WRITTEN REQUEST
From the entries provided below, copy each line that contains the word "Broadcast".

DATASET ENTRIES
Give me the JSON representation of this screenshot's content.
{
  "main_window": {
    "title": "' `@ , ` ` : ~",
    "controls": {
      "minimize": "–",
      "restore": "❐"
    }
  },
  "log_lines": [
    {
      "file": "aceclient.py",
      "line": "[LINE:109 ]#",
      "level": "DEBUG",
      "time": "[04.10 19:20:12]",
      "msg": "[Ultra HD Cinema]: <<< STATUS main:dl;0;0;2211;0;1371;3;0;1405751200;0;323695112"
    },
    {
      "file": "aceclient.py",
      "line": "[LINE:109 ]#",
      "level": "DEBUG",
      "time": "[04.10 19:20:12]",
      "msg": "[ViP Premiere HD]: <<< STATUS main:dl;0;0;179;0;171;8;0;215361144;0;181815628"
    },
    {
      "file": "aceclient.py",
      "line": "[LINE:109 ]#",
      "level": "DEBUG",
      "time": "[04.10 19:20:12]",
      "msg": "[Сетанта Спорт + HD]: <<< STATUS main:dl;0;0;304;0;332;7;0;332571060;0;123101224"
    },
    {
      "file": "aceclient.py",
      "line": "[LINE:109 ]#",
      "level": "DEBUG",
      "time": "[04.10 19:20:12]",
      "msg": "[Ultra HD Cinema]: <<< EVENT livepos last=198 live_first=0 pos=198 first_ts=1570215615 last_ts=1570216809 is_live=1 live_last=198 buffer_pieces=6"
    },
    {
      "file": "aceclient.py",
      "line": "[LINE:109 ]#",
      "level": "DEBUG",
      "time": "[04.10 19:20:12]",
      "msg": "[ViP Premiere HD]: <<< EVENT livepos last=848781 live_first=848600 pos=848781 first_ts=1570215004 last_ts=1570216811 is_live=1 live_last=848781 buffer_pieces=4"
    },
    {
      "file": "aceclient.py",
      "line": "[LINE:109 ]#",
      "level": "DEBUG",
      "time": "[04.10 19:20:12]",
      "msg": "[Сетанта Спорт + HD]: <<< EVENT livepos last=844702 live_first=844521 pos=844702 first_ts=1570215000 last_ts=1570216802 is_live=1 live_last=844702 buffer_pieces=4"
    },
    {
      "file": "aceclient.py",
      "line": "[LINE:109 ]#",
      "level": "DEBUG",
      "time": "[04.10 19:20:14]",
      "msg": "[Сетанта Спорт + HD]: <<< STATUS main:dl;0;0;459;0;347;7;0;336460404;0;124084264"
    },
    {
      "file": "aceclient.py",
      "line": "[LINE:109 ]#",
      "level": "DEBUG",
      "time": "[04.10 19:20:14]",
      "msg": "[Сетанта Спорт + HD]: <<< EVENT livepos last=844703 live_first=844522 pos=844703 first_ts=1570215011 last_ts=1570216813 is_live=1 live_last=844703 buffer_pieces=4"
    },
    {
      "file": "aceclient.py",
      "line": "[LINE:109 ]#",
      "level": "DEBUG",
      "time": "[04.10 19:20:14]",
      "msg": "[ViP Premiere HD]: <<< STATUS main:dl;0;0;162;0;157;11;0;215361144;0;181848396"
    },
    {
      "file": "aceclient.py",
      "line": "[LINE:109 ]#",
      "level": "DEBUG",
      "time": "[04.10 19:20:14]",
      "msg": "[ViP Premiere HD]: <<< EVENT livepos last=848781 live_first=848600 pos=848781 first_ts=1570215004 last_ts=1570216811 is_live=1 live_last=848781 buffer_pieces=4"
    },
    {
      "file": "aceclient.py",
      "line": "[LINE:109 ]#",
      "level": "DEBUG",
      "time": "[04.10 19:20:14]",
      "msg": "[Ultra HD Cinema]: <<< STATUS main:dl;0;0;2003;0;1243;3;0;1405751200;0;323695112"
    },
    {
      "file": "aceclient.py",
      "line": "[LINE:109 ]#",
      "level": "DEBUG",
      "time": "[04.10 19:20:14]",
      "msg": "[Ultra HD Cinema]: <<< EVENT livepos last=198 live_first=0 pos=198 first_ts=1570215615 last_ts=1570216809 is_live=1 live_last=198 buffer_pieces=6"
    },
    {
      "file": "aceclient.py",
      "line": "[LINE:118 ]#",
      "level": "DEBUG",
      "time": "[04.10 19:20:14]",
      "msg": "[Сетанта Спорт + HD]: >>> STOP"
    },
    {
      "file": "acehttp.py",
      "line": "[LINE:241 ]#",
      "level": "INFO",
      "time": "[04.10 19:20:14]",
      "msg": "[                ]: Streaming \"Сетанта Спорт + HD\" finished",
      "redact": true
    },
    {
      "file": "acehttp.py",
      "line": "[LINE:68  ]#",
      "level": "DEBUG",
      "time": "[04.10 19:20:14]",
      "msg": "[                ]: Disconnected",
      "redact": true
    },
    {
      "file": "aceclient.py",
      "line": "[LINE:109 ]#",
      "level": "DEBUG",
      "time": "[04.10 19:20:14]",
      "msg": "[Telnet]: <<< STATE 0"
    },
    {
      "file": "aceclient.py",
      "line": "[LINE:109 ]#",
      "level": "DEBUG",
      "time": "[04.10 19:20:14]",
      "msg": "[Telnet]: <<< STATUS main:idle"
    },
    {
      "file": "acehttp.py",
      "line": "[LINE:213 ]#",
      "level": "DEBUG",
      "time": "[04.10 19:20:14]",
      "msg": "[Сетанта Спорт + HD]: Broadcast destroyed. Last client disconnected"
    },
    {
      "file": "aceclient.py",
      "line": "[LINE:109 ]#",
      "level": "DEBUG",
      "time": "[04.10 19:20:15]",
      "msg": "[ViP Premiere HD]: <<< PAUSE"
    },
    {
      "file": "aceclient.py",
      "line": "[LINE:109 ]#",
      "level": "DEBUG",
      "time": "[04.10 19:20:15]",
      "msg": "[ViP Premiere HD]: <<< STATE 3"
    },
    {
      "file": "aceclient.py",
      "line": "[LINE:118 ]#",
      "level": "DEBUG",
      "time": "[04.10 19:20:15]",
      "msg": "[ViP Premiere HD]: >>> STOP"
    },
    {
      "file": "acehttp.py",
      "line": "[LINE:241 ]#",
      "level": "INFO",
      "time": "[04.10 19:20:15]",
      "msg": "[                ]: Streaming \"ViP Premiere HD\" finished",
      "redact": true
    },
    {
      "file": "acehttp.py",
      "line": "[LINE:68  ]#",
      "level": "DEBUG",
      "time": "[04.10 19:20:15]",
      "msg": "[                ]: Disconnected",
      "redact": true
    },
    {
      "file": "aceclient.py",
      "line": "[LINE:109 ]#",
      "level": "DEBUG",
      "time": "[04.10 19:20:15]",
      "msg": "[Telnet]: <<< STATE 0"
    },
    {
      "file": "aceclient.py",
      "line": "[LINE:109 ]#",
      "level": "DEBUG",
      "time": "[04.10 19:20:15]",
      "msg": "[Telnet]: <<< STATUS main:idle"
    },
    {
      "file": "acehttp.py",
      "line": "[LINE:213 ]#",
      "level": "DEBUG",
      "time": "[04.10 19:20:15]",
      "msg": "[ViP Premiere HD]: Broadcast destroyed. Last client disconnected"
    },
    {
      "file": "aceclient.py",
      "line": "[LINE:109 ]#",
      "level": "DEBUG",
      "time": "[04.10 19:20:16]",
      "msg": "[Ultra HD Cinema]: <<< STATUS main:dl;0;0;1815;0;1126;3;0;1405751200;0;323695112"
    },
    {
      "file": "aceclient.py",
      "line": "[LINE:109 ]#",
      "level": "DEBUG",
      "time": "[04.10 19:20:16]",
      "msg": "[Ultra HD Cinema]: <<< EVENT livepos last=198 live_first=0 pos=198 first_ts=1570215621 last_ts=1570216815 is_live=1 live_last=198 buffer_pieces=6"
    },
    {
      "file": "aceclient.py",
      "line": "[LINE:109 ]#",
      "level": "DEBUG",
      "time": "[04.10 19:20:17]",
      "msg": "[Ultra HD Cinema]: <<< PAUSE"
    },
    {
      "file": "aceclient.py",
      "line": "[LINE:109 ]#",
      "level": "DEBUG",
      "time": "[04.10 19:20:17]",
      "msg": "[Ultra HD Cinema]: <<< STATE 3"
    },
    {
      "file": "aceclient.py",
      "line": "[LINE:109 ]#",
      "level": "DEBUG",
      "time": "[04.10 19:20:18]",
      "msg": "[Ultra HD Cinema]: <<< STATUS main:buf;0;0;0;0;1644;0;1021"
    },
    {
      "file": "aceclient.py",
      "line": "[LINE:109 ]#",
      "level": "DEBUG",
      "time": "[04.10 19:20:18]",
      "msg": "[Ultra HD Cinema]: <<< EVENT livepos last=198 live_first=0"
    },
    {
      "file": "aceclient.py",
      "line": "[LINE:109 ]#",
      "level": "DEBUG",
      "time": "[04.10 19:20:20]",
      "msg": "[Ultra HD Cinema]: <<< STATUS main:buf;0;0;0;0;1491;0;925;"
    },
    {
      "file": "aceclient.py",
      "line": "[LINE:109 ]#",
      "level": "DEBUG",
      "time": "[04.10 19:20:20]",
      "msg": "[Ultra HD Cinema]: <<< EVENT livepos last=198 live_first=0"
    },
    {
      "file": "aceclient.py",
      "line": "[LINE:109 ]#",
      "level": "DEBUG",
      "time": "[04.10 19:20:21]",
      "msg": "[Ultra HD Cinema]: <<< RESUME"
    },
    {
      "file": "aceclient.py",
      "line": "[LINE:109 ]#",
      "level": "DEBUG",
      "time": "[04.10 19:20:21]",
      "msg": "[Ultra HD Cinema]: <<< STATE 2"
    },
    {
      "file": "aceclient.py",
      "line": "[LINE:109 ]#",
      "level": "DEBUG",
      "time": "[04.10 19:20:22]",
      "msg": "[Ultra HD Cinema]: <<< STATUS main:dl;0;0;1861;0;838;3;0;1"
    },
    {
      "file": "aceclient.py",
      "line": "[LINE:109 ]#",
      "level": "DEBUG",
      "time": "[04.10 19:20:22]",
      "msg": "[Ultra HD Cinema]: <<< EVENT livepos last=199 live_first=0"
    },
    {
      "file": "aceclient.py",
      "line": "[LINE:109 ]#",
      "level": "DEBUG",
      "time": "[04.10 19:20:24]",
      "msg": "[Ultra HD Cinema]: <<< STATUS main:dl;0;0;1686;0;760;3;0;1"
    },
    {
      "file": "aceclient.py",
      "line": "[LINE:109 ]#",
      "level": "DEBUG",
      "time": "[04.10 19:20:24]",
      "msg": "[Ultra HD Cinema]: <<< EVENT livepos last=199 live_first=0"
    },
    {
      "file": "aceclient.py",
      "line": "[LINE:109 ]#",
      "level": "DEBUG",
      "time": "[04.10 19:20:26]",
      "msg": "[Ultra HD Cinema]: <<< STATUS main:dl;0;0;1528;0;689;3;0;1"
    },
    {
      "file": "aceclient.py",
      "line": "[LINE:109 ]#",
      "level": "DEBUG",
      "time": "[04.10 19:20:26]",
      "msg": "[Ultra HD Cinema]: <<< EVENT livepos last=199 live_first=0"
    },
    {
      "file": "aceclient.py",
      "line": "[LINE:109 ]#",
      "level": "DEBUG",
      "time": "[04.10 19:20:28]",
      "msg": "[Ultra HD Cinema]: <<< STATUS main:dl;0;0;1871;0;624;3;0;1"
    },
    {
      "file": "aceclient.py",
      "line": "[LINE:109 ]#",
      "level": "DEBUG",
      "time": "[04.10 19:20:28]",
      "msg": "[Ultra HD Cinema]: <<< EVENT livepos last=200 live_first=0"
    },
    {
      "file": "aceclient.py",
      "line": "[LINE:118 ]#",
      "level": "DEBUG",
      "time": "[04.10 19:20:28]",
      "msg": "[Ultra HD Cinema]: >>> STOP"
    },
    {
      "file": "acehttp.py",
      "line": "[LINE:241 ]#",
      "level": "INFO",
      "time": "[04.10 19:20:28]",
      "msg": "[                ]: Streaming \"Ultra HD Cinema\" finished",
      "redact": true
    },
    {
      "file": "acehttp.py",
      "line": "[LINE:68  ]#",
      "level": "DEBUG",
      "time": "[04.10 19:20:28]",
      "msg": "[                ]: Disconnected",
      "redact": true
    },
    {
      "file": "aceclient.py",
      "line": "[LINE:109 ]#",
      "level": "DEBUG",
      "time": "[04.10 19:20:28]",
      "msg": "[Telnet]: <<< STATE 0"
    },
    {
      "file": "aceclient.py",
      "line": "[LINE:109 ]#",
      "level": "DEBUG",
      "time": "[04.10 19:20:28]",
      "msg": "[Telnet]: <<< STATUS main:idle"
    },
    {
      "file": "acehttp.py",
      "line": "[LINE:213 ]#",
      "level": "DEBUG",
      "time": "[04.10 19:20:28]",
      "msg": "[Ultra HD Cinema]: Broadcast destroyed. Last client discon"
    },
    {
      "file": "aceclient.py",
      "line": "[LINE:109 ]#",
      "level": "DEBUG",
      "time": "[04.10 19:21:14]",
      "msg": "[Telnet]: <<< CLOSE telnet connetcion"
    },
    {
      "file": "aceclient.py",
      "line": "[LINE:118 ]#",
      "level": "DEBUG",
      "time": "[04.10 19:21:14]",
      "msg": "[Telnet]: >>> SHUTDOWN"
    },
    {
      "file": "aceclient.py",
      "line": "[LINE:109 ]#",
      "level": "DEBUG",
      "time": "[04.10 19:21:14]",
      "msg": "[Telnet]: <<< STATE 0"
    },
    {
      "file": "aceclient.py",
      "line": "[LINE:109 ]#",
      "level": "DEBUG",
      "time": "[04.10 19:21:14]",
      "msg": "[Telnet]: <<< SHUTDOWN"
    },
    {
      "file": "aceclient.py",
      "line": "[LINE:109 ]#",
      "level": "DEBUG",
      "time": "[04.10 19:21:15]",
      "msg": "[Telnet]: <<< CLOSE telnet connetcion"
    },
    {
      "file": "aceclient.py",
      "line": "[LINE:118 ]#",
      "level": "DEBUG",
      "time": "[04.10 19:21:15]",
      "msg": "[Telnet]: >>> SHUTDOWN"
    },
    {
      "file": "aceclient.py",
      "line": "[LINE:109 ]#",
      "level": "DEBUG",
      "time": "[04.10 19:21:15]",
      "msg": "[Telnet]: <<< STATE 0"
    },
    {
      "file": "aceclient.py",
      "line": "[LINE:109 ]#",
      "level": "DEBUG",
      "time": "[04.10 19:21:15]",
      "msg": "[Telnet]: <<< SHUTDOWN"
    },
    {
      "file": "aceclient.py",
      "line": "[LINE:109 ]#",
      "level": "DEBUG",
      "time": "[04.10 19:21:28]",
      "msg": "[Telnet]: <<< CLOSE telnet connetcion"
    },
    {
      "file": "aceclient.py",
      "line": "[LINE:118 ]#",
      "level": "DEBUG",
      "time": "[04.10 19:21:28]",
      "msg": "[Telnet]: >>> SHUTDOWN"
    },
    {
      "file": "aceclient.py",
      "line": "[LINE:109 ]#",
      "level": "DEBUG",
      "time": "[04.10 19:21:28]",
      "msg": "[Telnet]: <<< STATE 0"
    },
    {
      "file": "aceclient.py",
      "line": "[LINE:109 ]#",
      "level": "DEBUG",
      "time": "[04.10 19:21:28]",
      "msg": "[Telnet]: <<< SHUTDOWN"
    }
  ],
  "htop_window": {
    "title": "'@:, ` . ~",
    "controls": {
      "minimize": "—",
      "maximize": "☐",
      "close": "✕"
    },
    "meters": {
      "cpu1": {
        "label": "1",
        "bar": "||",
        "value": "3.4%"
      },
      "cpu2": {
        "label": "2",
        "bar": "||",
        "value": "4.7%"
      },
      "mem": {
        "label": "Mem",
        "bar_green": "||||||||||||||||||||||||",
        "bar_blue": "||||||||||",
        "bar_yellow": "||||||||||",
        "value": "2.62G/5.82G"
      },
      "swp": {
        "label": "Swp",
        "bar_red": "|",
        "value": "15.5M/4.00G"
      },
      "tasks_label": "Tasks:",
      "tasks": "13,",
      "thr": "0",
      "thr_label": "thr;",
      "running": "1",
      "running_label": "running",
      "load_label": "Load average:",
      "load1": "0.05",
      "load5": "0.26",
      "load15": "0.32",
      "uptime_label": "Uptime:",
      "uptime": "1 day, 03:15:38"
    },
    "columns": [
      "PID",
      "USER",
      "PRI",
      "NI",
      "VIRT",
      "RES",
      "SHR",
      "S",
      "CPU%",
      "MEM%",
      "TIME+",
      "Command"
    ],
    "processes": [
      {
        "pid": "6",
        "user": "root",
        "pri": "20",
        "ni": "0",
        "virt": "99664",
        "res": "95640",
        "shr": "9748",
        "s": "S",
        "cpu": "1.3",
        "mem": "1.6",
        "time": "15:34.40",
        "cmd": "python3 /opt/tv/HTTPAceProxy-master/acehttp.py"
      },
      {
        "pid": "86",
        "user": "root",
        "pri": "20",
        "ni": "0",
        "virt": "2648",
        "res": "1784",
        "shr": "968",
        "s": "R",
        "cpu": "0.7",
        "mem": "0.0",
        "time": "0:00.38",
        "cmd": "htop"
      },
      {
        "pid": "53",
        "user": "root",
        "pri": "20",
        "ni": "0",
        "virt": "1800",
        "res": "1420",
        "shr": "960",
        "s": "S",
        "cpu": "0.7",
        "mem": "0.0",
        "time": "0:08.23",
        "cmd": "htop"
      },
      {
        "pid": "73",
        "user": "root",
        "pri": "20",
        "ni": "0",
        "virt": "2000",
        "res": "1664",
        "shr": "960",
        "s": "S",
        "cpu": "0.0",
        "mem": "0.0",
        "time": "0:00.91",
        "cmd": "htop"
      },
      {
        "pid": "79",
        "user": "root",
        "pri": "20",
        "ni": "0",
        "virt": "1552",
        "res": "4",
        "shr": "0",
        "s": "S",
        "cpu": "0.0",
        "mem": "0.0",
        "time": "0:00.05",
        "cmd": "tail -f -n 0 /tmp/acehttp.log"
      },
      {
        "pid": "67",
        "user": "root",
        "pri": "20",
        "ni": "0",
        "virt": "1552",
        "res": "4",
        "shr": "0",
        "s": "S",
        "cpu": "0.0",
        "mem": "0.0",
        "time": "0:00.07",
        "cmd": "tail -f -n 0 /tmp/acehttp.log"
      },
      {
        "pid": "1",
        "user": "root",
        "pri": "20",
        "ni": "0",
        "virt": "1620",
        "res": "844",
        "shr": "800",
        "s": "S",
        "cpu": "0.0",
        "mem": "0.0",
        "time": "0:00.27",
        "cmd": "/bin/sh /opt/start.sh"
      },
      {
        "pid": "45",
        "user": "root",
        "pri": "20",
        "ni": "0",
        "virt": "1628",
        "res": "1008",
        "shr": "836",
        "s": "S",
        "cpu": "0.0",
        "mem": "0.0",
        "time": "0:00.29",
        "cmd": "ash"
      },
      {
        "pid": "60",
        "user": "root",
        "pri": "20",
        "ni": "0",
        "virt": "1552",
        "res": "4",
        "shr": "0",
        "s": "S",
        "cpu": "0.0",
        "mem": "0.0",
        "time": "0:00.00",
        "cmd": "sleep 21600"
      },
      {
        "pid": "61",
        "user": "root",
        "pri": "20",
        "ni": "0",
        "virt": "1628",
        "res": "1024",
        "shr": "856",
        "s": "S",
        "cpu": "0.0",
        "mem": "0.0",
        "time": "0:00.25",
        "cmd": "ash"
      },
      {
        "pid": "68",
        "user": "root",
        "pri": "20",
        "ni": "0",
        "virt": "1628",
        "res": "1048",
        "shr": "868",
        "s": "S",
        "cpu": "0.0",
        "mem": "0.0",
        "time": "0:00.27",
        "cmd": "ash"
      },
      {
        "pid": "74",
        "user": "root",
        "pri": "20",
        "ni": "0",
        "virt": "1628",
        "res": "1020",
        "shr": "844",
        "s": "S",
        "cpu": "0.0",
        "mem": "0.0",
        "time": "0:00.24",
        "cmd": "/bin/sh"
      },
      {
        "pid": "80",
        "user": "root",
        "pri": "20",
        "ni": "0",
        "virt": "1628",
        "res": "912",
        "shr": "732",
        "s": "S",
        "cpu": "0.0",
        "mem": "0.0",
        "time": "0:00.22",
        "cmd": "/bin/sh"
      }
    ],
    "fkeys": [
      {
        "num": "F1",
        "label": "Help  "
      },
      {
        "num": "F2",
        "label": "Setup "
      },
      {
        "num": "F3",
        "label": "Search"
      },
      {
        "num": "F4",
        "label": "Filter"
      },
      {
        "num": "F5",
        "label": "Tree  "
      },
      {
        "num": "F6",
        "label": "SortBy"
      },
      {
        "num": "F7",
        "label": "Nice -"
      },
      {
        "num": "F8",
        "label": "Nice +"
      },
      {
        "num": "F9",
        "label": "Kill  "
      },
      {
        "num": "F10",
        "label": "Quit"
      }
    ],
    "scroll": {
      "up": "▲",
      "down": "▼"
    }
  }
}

ANSWER TO THE TASK
      "msg": "[Сетанта Спорт + HD]: Broadcast destroyed. Last client disconnected"
      "msg": "[ViP Premiere HD]: Broadcast destroyed. Last client disconnected"
      "msg": "[Ultra HD Cinema]: Broadcast destroyed. Last client discon"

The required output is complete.